Stated goal: Check each line of the listing, and copy it if it contains the word "如图所示".

Dataset entries:
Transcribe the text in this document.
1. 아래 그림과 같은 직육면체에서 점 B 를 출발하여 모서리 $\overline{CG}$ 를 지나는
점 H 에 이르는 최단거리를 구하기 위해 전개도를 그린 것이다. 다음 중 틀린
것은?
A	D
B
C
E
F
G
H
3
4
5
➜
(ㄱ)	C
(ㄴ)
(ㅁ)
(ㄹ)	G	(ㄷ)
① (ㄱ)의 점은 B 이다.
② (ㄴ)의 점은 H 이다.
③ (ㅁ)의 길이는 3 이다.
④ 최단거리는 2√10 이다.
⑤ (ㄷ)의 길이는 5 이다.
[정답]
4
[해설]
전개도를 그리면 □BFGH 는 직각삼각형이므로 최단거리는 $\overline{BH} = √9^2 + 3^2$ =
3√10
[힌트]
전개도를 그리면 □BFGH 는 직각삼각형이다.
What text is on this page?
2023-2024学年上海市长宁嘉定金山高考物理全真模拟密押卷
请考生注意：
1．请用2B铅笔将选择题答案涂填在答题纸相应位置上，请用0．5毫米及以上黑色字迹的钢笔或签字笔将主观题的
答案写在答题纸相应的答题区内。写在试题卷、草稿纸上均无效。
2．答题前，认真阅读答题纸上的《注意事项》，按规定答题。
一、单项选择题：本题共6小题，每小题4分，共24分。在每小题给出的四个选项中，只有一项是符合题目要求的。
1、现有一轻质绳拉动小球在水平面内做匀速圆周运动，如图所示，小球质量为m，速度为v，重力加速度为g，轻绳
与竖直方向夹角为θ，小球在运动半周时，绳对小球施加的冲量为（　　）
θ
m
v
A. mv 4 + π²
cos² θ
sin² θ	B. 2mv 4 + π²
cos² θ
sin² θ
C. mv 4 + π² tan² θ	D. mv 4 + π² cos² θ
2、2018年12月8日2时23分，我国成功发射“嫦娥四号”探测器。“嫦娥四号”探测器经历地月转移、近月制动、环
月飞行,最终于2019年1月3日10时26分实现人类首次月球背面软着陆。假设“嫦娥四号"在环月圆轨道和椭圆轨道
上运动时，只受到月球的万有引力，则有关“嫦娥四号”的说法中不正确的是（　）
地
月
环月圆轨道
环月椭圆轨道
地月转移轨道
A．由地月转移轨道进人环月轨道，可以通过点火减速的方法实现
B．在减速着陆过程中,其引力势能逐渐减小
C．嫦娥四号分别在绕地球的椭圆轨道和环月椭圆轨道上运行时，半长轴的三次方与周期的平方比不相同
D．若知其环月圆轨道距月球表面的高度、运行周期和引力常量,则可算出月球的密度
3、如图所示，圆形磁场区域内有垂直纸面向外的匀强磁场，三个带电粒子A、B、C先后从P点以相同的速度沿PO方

Exercise output:
1、现有一轻质绳拉动小球在水平面内做匀速圆周运动，如图所示，小球质量为m，速度为v，重力加速度为g，轻绳
3、如图所示，圆形磁场区域内有垂直纸面向外的匀强磁场，三个带电粒子A、B、C先后从P点以相同的速度沿PO方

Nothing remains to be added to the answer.